_Directive_: Transcribe the material in full, exactly as written.
* * * * * * * * *
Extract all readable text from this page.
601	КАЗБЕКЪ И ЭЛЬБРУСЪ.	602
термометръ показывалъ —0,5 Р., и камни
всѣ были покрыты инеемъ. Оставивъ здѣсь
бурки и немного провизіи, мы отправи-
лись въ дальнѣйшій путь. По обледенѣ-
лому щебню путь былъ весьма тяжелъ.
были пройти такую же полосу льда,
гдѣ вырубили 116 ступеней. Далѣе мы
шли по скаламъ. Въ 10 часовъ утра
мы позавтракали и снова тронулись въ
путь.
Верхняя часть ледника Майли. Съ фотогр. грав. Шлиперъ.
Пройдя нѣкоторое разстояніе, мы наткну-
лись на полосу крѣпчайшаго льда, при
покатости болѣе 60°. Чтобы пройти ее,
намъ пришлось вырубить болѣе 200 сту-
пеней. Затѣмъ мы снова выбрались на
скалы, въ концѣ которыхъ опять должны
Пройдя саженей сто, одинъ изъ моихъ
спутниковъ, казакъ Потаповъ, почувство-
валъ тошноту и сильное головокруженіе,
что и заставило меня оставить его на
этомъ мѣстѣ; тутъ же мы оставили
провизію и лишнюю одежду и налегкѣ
* * * * * * * * *
_Answer to this exercise_:
Extract all readable text from this page.
601	КАЗБЕКЪ И ЭЛЬБРУСЪ.	602
термометръ показывалъ —0,5 Р., и камни
всѣ были покрыты инеемъ. Оставивъ здѣсь
бурки и немного провизіи, мы отправи-
лись въ дальнѣйшій путь. По обледенѣ-
лому щебню путь былъ весьма тяжелъ.
были пройти такую же полосу льда,
гдѣ вырубили 116 ступеней. Далѣе мы
шли по скаламъ. Въ 10 часовъ утра
мы позавтракали и снова тронулись въ
путь.
Верхняя часть ледника Майли. Съ фотогр. грав. Шлиперъ.
Пройдя нѣкоторое разстояніе, мы наткну-
лись на полосу крѣпчайшаго льда, при
покатости болѣе 60°. Чтобы пройти ее,
намъ пришлось вырубить болѣе 200 сту-
пеней. Затѣмъ мы снова выбрались на
скалы, въ концѣ которыхъ опять должны
Пройдя саженей сто, одинъ изъ моихъ
спутниковъ, казакъ Потаповъ, почувство-
валъ тошноту и сильное головокруженіе,
что и заставило меня оставить его на
этомъ мѣстѣ; тутъ же мы оставили
провизію и лишнюю одежду и налегкѣ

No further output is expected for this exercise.